## To be done
Locate each line with the string "switch" in the listing below and copy it.

## Supplied material
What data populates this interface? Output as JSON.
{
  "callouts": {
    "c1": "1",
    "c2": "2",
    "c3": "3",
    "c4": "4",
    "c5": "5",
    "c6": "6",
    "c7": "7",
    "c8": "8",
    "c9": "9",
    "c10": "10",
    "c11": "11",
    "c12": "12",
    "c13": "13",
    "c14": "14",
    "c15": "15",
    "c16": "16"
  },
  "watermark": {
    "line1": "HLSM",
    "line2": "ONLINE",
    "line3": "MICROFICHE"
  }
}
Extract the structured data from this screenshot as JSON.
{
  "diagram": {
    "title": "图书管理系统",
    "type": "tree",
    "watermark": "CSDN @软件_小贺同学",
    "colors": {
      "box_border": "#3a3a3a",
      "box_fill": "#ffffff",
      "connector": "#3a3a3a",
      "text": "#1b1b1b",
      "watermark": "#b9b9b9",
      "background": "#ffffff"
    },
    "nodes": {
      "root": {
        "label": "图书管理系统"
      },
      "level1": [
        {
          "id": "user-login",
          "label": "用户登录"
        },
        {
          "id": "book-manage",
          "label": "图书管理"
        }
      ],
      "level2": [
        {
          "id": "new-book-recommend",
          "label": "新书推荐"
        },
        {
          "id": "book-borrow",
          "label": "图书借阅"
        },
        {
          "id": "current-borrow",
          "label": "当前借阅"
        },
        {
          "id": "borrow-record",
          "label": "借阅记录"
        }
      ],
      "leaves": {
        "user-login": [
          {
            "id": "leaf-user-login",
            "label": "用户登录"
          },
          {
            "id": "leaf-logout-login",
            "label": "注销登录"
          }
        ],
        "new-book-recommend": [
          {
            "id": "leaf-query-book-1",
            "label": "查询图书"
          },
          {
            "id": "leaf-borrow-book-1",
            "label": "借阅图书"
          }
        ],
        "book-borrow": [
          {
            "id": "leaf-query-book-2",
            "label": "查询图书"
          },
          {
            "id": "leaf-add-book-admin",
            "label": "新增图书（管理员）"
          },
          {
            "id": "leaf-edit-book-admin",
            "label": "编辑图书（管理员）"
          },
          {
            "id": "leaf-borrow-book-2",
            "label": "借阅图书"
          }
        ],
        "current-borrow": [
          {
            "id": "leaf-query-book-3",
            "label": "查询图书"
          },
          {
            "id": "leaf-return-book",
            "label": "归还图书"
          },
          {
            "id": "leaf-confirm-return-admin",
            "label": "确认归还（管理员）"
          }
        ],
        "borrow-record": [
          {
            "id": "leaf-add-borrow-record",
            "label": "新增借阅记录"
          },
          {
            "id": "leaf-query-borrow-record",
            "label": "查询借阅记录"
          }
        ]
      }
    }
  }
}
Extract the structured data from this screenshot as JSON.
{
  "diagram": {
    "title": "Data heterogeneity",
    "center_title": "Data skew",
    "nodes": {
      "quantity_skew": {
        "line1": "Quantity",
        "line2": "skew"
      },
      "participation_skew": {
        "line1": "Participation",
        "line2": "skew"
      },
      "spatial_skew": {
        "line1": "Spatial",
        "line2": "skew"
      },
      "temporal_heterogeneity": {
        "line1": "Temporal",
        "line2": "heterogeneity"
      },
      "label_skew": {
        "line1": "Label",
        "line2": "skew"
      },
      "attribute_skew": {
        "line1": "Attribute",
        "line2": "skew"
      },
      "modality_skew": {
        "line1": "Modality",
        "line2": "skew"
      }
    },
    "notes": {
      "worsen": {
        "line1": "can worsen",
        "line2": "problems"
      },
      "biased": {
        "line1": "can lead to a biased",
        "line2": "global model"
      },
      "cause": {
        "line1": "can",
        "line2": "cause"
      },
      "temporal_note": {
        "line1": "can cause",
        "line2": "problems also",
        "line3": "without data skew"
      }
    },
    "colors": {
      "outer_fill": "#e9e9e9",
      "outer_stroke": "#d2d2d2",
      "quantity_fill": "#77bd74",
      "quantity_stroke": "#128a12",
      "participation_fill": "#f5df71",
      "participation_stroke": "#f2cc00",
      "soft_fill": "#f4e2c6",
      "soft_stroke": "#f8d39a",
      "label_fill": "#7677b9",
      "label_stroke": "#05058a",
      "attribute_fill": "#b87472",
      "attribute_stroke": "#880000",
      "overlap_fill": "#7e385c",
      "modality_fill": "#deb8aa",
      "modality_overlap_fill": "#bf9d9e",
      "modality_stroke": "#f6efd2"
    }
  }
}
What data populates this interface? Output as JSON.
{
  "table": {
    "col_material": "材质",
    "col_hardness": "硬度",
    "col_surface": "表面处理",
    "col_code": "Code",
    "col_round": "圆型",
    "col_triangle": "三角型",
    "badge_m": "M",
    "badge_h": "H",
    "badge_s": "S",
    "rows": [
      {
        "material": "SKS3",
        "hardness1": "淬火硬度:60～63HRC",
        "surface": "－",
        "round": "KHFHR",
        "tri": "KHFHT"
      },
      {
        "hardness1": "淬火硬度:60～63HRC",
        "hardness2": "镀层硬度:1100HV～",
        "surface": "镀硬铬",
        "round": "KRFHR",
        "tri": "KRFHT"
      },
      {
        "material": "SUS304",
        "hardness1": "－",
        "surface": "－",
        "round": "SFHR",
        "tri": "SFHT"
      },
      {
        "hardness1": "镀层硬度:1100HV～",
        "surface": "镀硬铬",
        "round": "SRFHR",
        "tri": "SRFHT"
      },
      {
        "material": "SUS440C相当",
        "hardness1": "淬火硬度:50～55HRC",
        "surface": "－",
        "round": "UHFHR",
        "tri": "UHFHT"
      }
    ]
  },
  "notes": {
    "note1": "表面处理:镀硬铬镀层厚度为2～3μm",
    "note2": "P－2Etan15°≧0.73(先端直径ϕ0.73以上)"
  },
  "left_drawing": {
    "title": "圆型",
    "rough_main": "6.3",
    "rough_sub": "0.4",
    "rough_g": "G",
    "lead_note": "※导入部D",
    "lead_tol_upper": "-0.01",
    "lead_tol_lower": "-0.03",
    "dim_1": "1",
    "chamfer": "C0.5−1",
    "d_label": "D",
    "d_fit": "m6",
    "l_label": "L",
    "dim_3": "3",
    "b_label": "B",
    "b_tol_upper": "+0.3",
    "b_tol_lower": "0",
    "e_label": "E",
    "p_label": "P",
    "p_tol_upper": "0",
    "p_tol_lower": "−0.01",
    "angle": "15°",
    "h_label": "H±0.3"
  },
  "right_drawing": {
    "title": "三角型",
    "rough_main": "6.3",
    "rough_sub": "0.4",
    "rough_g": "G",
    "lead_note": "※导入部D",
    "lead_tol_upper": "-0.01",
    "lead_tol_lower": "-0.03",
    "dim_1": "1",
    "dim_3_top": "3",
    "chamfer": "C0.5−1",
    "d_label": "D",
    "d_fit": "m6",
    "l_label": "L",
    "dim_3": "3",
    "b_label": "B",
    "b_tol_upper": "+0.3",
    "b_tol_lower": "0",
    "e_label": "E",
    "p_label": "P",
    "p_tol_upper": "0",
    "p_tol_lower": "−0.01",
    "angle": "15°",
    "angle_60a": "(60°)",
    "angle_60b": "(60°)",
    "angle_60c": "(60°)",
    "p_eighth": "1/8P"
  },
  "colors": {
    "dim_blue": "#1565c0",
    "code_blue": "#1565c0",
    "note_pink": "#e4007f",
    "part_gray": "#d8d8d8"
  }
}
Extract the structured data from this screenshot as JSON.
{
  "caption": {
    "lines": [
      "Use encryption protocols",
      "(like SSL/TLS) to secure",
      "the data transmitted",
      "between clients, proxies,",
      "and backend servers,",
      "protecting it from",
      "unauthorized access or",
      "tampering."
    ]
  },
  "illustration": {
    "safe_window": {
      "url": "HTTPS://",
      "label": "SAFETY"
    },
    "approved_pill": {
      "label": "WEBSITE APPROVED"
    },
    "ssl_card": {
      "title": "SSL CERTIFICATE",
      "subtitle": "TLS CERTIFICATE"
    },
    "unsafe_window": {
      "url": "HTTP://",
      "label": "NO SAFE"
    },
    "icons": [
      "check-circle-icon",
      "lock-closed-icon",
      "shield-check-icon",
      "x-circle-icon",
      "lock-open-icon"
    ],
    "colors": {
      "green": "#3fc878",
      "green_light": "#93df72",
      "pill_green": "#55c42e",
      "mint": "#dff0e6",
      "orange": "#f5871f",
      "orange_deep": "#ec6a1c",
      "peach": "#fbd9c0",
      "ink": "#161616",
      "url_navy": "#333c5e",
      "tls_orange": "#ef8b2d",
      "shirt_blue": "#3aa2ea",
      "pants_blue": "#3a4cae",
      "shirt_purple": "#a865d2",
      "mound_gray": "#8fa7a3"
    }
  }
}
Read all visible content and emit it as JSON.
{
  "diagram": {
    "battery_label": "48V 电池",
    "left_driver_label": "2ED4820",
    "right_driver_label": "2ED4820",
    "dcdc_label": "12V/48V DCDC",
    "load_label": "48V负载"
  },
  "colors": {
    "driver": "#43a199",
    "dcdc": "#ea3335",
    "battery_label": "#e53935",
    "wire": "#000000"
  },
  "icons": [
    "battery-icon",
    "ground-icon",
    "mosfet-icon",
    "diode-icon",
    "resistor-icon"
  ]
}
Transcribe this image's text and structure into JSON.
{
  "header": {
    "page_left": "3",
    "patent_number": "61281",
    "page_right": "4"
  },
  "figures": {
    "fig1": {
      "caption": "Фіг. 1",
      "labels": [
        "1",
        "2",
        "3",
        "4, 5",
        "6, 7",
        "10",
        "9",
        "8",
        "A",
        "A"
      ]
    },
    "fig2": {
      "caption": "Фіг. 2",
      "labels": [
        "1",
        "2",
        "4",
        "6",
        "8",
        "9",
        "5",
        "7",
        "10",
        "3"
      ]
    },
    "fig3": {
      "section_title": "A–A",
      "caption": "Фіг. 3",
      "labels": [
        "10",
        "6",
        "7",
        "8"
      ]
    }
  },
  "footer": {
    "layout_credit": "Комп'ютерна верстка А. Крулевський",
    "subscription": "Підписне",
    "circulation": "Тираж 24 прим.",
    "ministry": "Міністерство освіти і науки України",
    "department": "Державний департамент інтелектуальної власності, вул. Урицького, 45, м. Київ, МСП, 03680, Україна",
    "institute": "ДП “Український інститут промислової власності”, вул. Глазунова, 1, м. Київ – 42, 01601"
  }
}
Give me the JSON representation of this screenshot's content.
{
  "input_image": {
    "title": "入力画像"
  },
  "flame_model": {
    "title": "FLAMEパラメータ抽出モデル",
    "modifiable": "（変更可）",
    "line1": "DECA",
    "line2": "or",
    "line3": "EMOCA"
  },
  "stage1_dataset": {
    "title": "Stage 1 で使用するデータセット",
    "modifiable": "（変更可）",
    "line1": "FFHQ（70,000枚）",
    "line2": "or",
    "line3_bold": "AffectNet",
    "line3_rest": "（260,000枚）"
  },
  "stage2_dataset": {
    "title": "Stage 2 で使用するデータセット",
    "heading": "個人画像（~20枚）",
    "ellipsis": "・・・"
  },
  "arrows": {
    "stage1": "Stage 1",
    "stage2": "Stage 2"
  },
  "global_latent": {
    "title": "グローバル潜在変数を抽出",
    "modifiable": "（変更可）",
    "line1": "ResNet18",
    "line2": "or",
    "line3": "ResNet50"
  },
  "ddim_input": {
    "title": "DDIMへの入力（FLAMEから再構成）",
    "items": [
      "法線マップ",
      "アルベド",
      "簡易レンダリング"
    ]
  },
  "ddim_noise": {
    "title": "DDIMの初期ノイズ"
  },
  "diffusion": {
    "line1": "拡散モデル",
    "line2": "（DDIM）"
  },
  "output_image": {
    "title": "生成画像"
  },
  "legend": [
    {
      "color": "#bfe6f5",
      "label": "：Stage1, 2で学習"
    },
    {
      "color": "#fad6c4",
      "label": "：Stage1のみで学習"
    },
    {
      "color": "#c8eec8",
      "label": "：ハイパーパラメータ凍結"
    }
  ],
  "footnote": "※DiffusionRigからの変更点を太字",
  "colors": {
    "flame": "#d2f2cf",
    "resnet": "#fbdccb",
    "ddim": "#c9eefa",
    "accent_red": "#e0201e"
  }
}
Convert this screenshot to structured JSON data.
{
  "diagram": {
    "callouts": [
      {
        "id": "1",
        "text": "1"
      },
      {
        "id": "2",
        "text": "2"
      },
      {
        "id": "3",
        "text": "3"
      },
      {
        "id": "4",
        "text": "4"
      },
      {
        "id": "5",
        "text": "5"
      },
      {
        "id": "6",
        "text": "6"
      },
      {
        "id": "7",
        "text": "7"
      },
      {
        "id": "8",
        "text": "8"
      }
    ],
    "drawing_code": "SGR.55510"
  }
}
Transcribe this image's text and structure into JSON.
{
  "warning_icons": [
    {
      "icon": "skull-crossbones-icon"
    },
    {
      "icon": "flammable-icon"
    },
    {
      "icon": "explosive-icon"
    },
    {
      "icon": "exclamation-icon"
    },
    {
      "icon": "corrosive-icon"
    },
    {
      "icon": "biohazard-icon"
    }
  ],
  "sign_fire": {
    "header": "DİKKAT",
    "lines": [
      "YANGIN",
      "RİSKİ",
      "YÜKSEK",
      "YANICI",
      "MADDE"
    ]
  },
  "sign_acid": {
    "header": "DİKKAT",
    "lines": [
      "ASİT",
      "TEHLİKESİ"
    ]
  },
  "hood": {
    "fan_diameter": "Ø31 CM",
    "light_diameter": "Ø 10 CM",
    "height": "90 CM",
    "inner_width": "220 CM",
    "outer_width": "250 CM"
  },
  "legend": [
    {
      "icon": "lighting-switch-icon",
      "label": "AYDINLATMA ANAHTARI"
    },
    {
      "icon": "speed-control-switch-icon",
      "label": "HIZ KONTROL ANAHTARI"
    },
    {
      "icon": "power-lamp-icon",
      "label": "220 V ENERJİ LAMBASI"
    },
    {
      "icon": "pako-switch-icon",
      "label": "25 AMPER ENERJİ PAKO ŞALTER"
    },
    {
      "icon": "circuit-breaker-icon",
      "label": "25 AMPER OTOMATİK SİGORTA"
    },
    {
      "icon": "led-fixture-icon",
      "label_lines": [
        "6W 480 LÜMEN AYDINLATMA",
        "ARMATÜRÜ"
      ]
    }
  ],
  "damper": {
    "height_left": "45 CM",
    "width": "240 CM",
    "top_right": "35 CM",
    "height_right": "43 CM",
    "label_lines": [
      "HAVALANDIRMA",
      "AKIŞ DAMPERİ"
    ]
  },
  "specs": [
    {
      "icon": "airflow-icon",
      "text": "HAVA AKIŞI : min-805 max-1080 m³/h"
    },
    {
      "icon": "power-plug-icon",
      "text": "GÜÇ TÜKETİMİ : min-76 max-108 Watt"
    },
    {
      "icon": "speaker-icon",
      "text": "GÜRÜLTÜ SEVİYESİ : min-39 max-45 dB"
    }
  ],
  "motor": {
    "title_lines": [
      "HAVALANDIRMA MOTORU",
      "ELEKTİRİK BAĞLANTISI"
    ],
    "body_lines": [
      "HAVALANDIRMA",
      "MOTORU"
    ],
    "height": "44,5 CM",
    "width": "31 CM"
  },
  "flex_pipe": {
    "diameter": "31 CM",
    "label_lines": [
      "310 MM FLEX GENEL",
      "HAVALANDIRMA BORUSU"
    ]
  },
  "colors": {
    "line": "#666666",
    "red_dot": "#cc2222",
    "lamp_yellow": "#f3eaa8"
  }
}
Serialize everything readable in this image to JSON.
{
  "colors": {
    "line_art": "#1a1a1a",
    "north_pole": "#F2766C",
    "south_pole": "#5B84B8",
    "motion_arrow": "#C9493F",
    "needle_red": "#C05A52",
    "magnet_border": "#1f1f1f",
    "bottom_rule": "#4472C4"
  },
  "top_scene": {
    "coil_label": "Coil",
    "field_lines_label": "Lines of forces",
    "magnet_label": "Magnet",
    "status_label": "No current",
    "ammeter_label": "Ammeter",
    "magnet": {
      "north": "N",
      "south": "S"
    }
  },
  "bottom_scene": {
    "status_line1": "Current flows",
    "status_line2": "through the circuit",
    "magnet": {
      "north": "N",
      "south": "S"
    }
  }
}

## The output
      "icon": "lighting-switch-icon",
      "icon": "speed-control-switch-icon",
      "icon": "pako-switch-icon",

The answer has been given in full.